▸ What this task involves
Identify every line of the data below that contains the string "editorial", and copy each of those lines in full. Case counts, so match only that exact capitalization.

▸ Data for the task
****
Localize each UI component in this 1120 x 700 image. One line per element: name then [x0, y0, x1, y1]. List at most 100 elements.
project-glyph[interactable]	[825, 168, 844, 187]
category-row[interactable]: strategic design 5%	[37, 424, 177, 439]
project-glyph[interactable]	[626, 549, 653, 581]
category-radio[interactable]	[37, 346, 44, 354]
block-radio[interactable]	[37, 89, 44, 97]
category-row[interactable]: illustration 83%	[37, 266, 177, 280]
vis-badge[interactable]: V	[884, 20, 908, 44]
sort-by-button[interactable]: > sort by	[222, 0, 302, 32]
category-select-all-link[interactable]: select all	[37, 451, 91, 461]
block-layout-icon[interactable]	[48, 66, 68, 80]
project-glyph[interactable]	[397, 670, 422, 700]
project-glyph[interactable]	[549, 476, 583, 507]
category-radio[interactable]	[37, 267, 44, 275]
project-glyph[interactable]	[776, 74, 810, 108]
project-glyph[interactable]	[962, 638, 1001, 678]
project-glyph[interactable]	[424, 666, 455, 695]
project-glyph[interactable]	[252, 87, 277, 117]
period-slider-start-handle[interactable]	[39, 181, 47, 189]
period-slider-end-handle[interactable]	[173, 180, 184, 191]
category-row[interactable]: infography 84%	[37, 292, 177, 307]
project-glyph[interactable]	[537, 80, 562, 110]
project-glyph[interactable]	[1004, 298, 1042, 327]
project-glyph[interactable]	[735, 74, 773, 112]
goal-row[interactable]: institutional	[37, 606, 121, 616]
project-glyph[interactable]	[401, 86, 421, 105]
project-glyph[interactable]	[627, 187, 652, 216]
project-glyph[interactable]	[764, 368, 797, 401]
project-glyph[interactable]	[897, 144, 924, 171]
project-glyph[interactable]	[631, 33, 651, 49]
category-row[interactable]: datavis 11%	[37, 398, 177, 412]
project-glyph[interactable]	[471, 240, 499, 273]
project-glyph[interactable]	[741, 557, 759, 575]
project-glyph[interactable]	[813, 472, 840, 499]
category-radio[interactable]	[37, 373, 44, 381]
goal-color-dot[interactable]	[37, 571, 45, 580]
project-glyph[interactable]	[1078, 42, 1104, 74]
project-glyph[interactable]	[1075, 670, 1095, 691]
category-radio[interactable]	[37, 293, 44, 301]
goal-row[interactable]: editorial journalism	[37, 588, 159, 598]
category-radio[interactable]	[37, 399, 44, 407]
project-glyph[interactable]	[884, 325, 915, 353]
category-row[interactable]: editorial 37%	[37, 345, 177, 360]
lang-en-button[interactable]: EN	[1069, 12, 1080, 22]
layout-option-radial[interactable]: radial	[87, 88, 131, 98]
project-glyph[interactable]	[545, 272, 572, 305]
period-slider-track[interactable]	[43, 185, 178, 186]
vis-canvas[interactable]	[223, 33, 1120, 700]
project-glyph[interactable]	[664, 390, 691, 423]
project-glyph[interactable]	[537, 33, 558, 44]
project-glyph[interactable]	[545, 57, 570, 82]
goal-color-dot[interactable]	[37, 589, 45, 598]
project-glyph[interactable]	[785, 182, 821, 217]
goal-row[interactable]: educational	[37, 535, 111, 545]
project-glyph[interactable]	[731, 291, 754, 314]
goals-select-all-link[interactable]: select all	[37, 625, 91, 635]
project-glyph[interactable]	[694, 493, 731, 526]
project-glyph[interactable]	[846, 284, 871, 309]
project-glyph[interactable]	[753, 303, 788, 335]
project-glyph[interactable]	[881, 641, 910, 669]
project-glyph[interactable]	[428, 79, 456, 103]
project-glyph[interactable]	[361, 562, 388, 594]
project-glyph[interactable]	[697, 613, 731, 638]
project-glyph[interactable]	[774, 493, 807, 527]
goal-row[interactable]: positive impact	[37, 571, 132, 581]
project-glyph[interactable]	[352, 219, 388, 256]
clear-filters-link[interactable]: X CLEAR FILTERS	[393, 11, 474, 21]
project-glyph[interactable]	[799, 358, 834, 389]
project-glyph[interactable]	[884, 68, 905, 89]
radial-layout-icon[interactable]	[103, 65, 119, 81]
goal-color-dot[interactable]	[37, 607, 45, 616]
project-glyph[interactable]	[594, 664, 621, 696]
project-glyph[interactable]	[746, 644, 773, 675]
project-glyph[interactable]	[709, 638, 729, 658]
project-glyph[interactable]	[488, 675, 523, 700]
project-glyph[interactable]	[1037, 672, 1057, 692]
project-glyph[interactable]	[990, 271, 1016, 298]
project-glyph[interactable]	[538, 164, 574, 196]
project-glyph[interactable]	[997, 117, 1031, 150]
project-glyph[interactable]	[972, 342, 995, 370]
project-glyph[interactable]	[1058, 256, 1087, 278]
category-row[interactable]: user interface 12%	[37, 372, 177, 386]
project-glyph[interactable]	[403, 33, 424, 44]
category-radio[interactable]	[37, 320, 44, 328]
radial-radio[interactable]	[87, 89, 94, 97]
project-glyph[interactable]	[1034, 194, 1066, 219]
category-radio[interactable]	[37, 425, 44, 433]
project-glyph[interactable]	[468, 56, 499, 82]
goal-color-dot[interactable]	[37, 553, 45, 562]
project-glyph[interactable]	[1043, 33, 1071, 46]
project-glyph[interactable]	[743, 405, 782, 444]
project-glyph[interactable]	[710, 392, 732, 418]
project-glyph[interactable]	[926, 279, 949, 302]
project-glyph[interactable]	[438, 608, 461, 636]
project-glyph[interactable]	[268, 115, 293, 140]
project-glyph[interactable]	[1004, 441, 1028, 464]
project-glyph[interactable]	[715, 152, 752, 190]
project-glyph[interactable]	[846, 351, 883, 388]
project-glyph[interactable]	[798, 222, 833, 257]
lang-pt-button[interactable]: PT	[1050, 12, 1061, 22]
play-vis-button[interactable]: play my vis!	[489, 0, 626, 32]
****
▸ The reply
goal-row[interactable]: editorial journalism	[37, 588, 159, 598]
category-row[interactable]: editorial 37%	[37, 345, 177, 360]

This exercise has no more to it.